• **Short problem**: Leaving out the pictures, retype all the material exactly.

Start of Available records

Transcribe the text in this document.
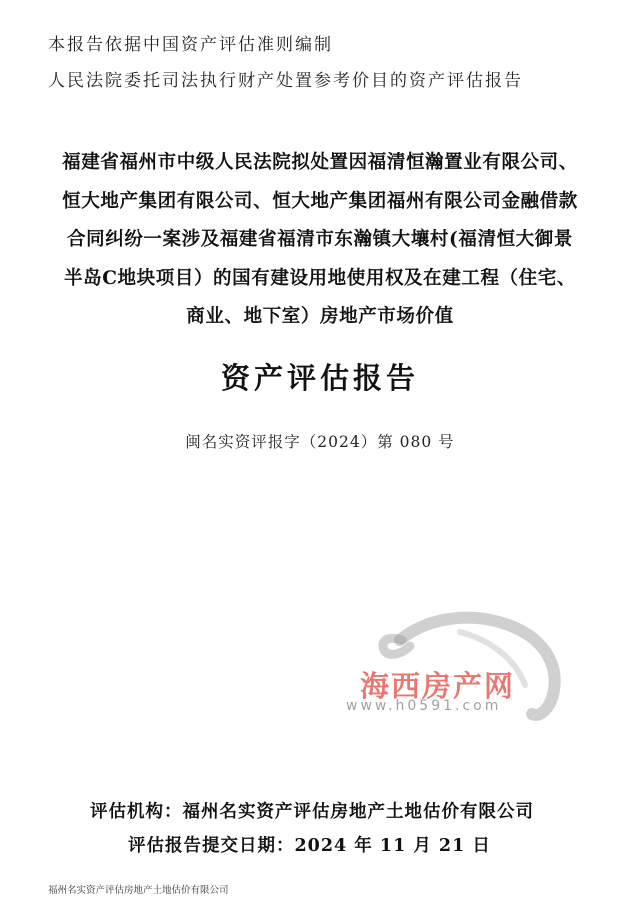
本报告依据中国资产评估准则编制
人民法院委托司法执行财产处置参考价目的资产评估报告
福建省福州市中级人民法院拟处置因福清恒瀚置业有限公司、
恒大地产集团有限公司、恒大地产集团福州有限公司金融借款
合同纠纷一案涉及福建省福清市东瀚镇大壤村(福清恒大御景
半岛C地块项目）的国有建设用地使用权及在建工程（住宅、
商业、地下室）房地产市场价值
资产评估报告
闽名实资评报字（2024）第 080 号
海西房产网
www.h0591.com
评估机构：福州名实资产评估房地产土地估价有限公司
评估报告提交日期：2024 年 11 月 21 日
福州名实资产评估房地产土地估价有限公司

End of Available records

• **Solution**:
Transcribe the text in this document.
本报告依据中国资产评估准则编制
人民法院委托司法执行财产处置参考价目的资产评估报告
福建省福州市中级人民法院拟处置因福清恒瀚置业有限公司、
恒大地产集团有限公司、恒大地产集团福州有限公司金融借款
合同纠纷一案涉及福建省福清市东瀚镇大壤村(福清恒大御景
半岛C地块项目）的国有建设用地使用权及在建工程（住宅、
商业、地下室）房地产市场价值
资产评估报告
闽名实资评报字（2024）第 080 号
海西房产网
www.h0591.com
评估机构：福州名实资产评估房地产土地估价有限公司
评估报告提交日期：2024 年 11 月 21 日
福州名实资产评估房地产土地估价有限公司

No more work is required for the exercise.